* start Records to process *
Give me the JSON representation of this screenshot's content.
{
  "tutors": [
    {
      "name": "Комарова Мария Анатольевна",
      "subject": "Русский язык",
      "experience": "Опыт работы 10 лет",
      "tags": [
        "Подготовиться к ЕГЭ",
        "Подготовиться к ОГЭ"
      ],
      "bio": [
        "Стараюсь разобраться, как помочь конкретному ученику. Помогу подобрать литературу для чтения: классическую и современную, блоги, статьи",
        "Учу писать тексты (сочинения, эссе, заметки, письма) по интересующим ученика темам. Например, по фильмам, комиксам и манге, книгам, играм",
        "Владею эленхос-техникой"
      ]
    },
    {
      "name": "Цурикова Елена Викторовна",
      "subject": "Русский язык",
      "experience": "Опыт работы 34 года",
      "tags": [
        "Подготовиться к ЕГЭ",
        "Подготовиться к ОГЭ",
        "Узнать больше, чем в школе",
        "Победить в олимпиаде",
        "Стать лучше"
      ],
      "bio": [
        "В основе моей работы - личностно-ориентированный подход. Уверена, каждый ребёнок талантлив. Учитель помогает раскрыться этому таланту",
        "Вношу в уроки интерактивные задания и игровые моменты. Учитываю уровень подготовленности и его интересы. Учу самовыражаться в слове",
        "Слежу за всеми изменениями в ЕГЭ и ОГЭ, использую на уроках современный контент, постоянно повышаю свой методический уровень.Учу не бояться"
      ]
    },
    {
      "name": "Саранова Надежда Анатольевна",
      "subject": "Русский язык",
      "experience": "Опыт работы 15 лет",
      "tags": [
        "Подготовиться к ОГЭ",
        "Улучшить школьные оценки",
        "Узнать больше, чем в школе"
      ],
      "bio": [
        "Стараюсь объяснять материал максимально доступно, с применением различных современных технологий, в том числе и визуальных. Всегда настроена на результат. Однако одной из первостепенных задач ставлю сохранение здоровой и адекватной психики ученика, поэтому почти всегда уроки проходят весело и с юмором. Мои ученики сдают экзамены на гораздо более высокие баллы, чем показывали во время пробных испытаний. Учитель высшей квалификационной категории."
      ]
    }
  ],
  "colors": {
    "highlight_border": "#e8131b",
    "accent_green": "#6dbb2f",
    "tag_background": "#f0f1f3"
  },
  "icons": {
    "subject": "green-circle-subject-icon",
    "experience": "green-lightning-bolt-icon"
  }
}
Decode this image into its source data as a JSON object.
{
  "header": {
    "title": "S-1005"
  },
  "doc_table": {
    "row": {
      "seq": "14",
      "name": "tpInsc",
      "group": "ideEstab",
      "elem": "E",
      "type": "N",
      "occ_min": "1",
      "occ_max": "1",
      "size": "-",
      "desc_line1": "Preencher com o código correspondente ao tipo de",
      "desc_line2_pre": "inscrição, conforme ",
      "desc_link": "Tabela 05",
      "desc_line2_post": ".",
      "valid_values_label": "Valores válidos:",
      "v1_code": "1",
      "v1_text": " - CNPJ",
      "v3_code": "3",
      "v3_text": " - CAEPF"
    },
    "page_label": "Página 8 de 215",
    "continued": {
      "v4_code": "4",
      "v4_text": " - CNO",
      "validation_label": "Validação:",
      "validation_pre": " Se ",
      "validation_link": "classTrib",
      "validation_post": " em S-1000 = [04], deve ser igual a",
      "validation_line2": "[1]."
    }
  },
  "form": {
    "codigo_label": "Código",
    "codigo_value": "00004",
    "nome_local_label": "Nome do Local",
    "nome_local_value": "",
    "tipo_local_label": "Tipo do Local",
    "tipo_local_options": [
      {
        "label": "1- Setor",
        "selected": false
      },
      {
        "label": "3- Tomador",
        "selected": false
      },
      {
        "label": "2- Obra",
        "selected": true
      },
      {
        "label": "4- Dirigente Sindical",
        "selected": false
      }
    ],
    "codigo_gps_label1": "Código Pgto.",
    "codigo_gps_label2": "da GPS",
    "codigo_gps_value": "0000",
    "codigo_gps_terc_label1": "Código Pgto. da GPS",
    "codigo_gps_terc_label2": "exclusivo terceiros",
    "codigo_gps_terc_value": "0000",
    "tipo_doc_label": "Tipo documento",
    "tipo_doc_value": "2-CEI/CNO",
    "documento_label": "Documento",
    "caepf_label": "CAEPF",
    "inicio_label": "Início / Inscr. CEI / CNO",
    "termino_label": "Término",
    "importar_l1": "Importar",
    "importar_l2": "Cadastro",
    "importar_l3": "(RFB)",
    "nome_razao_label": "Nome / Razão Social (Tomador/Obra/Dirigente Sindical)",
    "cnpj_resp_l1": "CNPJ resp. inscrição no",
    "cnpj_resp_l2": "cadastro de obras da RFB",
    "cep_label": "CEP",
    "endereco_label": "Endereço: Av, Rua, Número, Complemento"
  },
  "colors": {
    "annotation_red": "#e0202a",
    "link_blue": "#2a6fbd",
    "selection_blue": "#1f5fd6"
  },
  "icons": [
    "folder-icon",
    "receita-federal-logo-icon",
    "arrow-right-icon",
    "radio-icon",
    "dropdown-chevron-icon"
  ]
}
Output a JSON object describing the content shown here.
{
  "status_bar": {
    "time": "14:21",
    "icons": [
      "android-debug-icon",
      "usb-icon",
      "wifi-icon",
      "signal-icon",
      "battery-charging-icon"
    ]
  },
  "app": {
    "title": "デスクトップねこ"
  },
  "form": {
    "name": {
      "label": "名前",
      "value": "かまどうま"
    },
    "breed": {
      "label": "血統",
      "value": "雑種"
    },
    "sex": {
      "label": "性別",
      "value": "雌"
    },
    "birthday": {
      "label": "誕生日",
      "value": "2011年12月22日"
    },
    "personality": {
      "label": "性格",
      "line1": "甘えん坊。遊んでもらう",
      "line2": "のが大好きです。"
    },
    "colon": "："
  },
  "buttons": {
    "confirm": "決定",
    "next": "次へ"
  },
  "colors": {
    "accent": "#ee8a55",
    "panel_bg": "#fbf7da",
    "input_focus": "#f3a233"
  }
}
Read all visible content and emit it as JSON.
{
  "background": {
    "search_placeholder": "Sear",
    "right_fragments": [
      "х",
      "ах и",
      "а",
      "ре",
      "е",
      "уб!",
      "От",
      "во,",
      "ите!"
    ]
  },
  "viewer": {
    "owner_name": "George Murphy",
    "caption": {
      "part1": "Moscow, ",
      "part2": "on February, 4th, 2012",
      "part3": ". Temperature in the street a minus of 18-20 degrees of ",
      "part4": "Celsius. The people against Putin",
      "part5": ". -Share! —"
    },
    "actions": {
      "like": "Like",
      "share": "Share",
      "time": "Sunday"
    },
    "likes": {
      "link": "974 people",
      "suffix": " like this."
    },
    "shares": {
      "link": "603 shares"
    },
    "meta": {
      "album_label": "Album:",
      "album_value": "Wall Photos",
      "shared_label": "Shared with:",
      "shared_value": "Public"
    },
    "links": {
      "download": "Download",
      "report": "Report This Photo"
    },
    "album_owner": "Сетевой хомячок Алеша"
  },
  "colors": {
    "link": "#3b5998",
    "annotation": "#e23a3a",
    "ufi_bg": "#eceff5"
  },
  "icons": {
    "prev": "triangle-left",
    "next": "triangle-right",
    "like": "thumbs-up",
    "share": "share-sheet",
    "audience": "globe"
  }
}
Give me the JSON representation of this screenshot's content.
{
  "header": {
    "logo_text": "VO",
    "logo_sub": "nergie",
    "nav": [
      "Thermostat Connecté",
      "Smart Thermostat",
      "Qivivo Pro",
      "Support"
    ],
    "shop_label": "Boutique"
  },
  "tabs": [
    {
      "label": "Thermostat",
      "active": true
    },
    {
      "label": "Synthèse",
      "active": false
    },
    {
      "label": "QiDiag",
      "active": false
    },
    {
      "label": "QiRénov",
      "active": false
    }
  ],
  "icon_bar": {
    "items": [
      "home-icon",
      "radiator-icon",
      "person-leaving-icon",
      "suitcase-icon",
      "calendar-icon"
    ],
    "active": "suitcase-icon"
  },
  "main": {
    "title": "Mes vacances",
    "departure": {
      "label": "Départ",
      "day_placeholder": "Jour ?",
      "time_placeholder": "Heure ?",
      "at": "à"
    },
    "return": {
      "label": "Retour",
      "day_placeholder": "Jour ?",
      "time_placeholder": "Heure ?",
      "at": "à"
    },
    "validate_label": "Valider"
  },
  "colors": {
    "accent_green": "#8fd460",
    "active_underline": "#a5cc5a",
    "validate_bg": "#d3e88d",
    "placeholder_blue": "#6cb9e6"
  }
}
* end Records to process *
Required work: Read the data above. Pull out each line in which the string "JSON" appears.

Complete response:
Give me the JSON representation of this screenshot's content.
Decode this image into its source data as a JSON object.
Output a JSON object describing the content shown here.
Read all visible content and emit it as JSON.
Give me the JSON representation of this screenshot's content.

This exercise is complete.